** BEGIN Dataset extract **
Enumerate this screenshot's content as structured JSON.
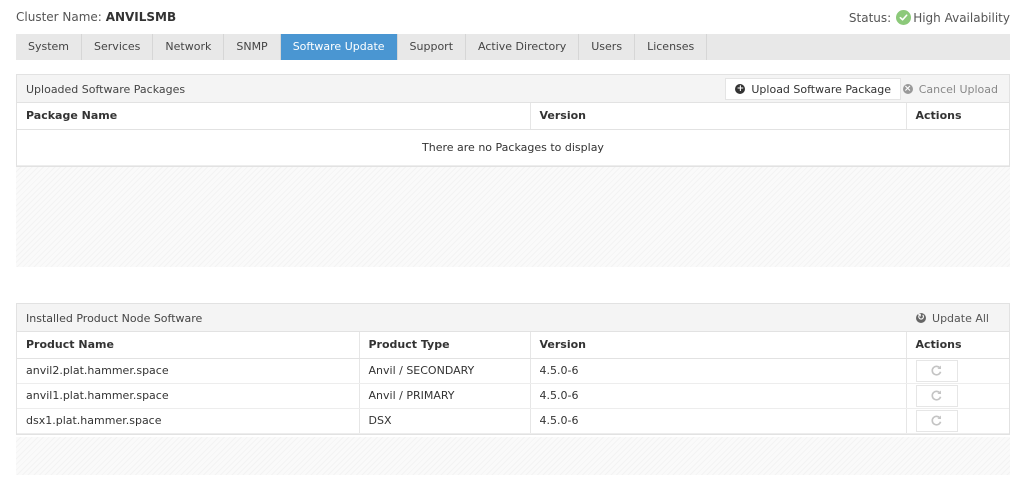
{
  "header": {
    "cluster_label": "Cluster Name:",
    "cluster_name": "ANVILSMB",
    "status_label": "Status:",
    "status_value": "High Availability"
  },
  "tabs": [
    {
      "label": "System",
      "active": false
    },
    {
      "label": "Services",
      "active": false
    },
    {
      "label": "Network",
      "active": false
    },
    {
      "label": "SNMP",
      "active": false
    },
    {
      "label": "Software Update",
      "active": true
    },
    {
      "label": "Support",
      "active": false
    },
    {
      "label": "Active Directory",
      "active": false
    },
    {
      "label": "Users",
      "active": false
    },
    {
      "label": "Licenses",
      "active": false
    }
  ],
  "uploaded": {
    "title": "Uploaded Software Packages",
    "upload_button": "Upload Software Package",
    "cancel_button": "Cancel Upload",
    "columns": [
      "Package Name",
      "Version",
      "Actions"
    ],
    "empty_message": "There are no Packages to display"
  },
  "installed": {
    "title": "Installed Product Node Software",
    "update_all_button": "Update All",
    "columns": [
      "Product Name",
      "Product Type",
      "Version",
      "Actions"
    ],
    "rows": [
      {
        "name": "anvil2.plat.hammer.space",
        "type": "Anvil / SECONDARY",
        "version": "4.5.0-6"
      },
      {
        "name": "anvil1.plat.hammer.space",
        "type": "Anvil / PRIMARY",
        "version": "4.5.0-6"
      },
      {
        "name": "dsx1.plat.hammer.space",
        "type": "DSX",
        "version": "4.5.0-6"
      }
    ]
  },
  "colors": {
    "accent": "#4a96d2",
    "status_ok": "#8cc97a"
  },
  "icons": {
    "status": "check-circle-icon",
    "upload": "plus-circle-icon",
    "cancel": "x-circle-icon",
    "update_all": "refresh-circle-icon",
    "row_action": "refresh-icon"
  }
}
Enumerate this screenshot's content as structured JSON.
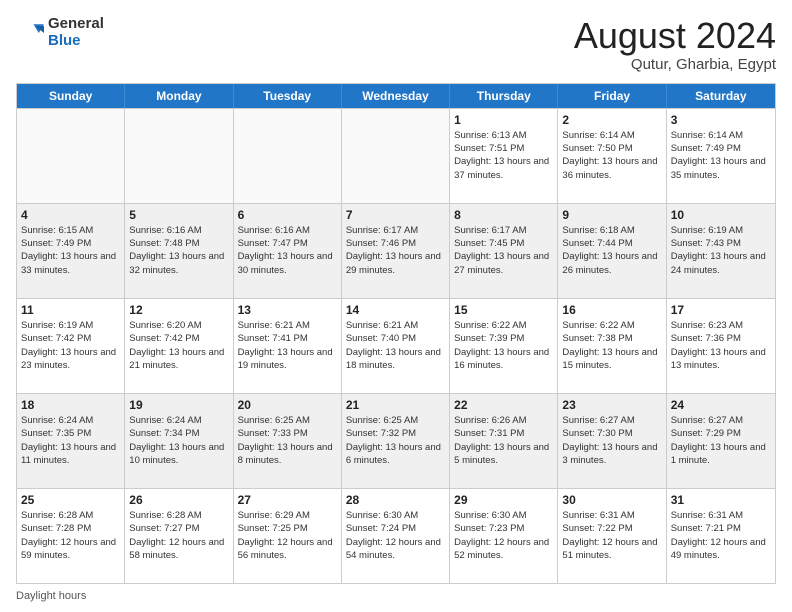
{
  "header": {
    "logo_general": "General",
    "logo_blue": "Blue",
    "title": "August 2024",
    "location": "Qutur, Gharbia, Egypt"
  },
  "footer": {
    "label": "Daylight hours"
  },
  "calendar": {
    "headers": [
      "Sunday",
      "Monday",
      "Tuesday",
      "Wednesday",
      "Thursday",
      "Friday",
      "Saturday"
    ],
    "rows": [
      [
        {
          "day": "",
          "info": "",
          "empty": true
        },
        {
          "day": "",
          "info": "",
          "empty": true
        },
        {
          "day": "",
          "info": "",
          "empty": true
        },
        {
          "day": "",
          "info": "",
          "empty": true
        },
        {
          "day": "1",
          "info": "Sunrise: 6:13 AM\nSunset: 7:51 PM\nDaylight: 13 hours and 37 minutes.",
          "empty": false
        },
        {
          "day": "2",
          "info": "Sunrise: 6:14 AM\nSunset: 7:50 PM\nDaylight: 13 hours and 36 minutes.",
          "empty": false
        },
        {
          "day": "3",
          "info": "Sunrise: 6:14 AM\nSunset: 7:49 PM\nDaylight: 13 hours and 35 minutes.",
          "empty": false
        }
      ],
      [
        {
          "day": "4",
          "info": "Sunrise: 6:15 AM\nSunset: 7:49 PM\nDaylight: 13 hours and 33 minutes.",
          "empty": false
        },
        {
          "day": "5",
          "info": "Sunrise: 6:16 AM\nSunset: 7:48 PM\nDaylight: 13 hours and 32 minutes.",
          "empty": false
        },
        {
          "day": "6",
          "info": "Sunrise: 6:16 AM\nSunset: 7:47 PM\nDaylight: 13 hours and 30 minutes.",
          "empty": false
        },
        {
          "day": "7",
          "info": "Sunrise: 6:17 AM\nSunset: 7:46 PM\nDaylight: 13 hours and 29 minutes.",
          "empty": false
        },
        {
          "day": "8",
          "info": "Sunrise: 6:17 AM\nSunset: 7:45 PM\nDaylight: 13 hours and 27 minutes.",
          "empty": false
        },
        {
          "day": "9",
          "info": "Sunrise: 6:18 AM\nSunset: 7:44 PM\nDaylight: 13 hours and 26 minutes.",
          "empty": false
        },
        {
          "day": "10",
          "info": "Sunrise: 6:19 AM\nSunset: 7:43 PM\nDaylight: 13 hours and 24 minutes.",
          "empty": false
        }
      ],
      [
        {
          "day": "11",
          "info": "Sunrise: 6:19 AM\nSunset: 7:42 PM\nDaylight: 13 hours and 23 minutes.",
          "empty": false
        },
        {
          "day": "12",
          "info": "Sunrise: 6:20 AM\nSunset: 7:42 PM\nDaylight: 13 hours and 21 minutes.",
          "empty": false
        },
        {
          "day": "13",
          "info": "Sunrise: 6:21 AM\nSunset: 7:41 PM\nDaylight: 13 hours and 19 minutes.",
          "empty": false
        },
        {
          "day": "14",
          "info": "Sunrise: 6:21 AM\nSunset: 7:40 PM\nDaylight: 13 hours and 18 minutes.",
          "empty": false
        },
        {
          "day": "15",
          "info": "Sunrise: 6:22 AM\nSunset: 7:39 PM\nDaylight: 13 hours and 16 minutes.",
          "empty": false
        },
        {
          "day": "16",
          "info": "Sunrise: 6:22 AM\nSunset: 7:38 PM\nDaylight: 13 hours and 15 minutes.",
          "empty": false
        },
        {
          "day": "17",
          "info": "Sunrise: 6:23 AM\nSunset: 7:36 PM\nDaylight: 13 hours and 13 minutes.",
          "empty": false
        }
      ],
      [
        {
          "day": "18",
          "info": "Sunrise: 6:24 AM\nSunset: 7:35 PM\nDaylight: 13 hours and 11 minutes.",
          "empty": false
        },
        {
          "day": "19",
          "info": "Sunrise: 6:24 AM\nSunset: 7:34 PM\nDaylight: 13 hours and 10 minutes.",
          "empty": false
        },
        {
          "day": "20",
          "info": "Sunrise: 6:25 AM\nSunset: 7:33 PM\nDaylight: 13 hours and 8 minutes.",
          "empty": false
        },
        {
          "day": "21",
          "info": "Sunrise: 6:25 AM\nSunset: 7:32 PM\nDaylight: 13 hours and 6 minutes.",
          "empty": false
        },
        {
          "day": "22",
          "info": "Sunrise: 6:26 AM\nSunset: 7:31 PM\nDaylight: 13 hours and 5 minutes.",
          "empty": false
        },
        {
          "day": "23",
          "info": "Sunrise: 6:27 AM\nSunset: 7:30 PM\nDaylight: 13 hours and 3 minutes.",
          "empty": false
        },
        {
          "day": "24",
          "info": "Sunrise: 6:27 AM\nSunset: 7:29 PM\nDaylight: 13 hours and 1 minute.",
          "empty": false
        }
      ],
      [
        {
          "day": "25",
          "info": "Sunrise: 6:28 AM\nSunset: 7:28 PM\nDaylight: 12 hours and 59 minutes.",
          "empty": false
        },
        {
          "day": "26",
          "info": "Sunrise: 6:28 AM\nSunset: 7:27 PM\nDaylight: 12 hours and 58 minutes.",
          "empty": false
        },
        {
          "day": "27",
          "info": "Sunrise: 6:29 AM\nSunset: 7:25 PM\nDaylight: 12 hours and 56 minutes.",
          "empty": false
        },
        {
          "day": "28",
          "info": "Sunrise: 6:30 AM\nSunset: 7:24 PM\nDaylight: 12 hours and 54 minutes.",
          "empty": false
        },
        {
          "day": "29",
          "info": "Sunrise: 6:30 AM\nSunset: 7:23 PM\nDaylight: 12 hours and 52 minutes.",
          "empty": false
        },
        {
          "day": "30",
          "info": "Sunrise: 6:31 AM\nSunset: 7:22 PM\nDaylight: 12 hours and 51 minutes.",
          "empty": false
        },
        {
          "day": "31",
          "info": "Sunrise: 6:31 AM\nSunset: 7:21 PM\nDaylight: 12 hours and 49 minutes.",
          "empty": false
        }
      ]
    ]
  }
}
** END Dataset extract **
## Written request
Every entry must be transcribed exactly. Pictures do not belong in the copy.

## Exercise response
Enumerate this screenshot's content as structured JSON.
{
  "header": {
    "cluster_label": "Cluster Name:",
    "cluster_name": "ANVILSMB",
    "status_label": "Status:",
    "status_value": "High Availability"
  },
  "tabs": [
    {
      "label": "System",
      "active": false
    },
    {
      "label": "Services",
      "active": false
    },
    {
      "label": "Network",
      "active": false
    },
    {
      "label": "SNMP",
      "active": false
    },
    {
      "label": "Software Update",
      "active": true
    },
    {
      "label": "Support",
      "active": false
    },
    {
      "label": "Active Directory",
      "active": false
    },
    {
      "label": "Users",
      "active": false
    },
    {
      "label": "Licenses",
      "active": false
    }
  ],
  "uploaded": {
    "title": "Uploaded Software Packages",
    "upload_button": "Upload Software Package",
    "cancel_button": "Cancel Upload",
    "columns": [
      "Package Name",
      "Version",
      "Actions"
    ],
    "empty_message": "There are no Packages to display"
  },
  "installed": {
    "title": "Installed Product Node Software",
    "update_all_button": "Update All",
    "columns": [
      "Product Name",
      "Product Type",
      "Version",
      "Actions"
    ],
    "rows": [
      {
        "name": "anvil2.plat.hammer.space",
        "type": "Anvil / SECONDARY",
        "version": "4.5.0-6"
      },
      {
        "name": "anvil1.plat.hammer.space",
        "type": "Anvil / PRIMARY",
        "version": "4.5.0-6"
      },
      {
        "name": "dsx1.plat.hammer.space",
        "type": "DSX",
        "version": "4.5.0-6"
      }
    ]
  },
  "colors": {
    "accent": "#4a96d2",
    "status_ok": "#8cc97a"
  },
  "icons": {
    "status": "check-circle-icon",
    "upload": "plus-circle-icon",
    "cancel": "x-circle-icon",
    "update_all": "refresh-circle-icon",
    "row_action": "refresh-icon"
  }
}
Enumerate this screenshot's content as structured JSON.
{
  "header": {
    "logo_general": "General",
    "logo_blue": "Blue",
    "title": "August 2024",
    "location": "Qutur, Gharbia, Egypt"
  },
  "footer": {
    "label": "Daylight hours"
  },
  "calendar": {
    "headers": [
      "Sunday",
      "Monday",
      "Tuesday",
      "Wednesday",
      "Thursday",
      "Friday",
      "Saturday"
    ],
    "rows": [
      [
        {
          "day": "",
          "info": "",
          "empty": true
        },
        {
          "day": "",
          "info": "",
          "empty": true
        },
        {
          "day": "",
          "info": "",
          "empty": true
        },
        {
          "day": "",
          "info": "",
          "empty": true
        },
        {
          "day": "1",
          "info": "Sunrise: 6:13 AM\nSunset: 7:51 PM\nDaylight: 13 hours and 37 minutes.",
          "empty": false
        },
        {
          "day": "2",
          "info": "Sunrise: 6:14 AM\nSunset: 7:50 PM\nDaylight: 13 hours and 36 minutes.",
          "empty": false
        },
        {
          "day": "3",
          "info": "Sunrise: 6:14 AM\nSunset: 7:49 PM\nDaylight: 13 hours and 35 minutes.",
          "empty": false
        }
      ],
      [
        {
          "day": "4",
          "info": "Sunrise: 6:15 AM\nSunset: 7:49 PM\nDaylight: 13 hours and 33 minutes.",
          "empty": false
        },
        {
          "day": "5",
          "info": "Sunrise: 6:16 AM\nSunset: 7:48 PM\nDaylight: 13 hours and 32 minutes.",
          "empty": false
        },
        {
          "day": "6",
          "info": "Sunrise: 6:16 AM\nSunset: 7:47 PM\nDaylight: 13 hours and 30 minutes.",
          "empty": false
        },
        {
          "day": "7",
          "info": "Sunrise: 6:17 AM\nSunset: 7:46 PM\nDaylight: 13 hours and 29 minutes.",
          "empty": false
        },
        {
          "day": "8",
          "info": "Sunrise: 6:17 AM\nSunset: 7:45 PM\nDaylight: 13 hours and 27 minutes.",
          "empty": false
        },
        {
          "day": "9",
          "info": "Sunrise: 6:18 AM\nSunset: 7:44 PM\nDaylight: 13 hours and 26 minutes.",
          "empty": false
        },
        {
          "day": "10",
          "info": "Sunrise: 6:19 AM\nSunset: 7:43 PM\nDaylight: 13 hours and 24 minutes.",
          "empty": false
        }
      ],
      [
        {
          "day": "11",
          "info": "Sunrise: 6:19 AM\nSunset: 7:42 PM\nDaylight: 13 hours and 23 minutes.",
          "empty": false
        },
        {
          "day": "12",
          "info": "Sunrise: 6:20 AM\nSunset: 7:42 PM\nDaylight: 13 hours and 21 minutes.",
          "empty": false
        },
        {
          "day": "13",
          "info": "Sunrise: 6:21 AM\nSunset: 7:41 PM\nDaylight: 13 hours and 19 minutes.",
          "empty": false
        },
        {
          "day": "14",
          "info": "Sunrise: 6:21 AM\nSunset: 7:40 PM\nDaylight: 13 hours and 18 minutes.",
          "empty": false
        },
        {
          "day": "15",
          "info": "Sunrise: 6:22 AM\nSunset: 7:39 PM\nDaylight: 13 hours and 16 minutes.",
          "empty": false
        },
        {
          "day": "16",
          "info": "Sunrise: 6:22 AM\nSunset: 7:38 PM\nDaylight: 13 hours and 15 minutes.",
          "empty": false
        },
        {
          "day": "17",
          "info": "Sunrise: 6:23 AM\nSunset: 7:36 PM\nDaylight: 13 hours and 13 minutes.",
          "empty": false
        }
      ],
      [
        {
          "day": "18",
          "info": "Sunrise: 6:24 AM\nSunset: 7:35 PM\nDaylight: 13 hours and 11 minutes.",
          "empty": false
        },
        {
          "day": "19",
          "info": "Sunrise: 6:24 AM\nSunset: 7:34 PM\nDaylight: 13 hours and 10 minutes.",
          "empty": false
        },
        {
          "day": "20",
          "info": "Sunrise: 6:25 AM\nSunset: 7:33 PM\nDaylight: 13 hours and 8 minutes.",
          "empty": false
        },
        {
          "day": "21",
          "info": "Sunrise: 6:25 AM\nSunset: 7:32 PM\nDaylight: 13 hours and 6 minutes.",
          "empty": false
        },
        {
          "day": "22",
          "info": "Sunrise: 6:26 AM\nSunset: 7:31 PM\nDaylight: 13 hours and 5 minutes.",
          "empty": false
        },
        {
          "day": "23",
          "info": "Sunrise: 6:27 AM\nSunset: 7:30 PM\nDaylight: 13 hours and 3 minutes.",
          "empty": false
        },
        {
          "day": "24",
          "info": "Sunrise: 6:27 AM\nSunset: 7:29 PM\nDaylight: 13 hours and 1 minute.",
          "empty": false
        }
      ],
      [
        {
          "day": "25",
          "info": "Sunrise: 6:28 AM\nSunset: 7:28 PM\nDaylight: 12 hours and 59 minutes.",
          "empty": false
        },
        {
          "day": "26",
          "info": "Sunrise: 6:28 AM\nSunset: 7:27 PM\nDaylight: 12 hours and 58 minutes.",
          "empty": false
        },
        {
          "day": "27",
          "info": "Sunrise: 6:29 AM\nSunset: 7:25 PM\nDaylight: 12 hours and 56 minutes.",
          "empty": false
        },
        {
          "day": "28",
          "info": "Sunrise: 6:30 AM\nSunset: 7:24 PM\nDaylight: 12 hours and 54 minutes.",
          "empty": false
        },
        {
          "day": "29",
          "info": "Sunrise: 6:30 AM\nSunset: 7:23 PM\nDaylight: 12 hours and 52 minutes.",
          "empty": false
        },
        {
          "day": "30",
          "info": "Sunrise: 6:31 AM\nSunset: 7:22 PM\nDaylight: 12 hours and 51 minutes.",
          "empty": false
        },
        {
          "day": "31",
          "info": "Sunrise: 6:31 AM\nSunset: 7:21 PM\nDaylight: 12 hours and 49 minutes.",
          "empty": false
        }
      ]
    ]
  }
}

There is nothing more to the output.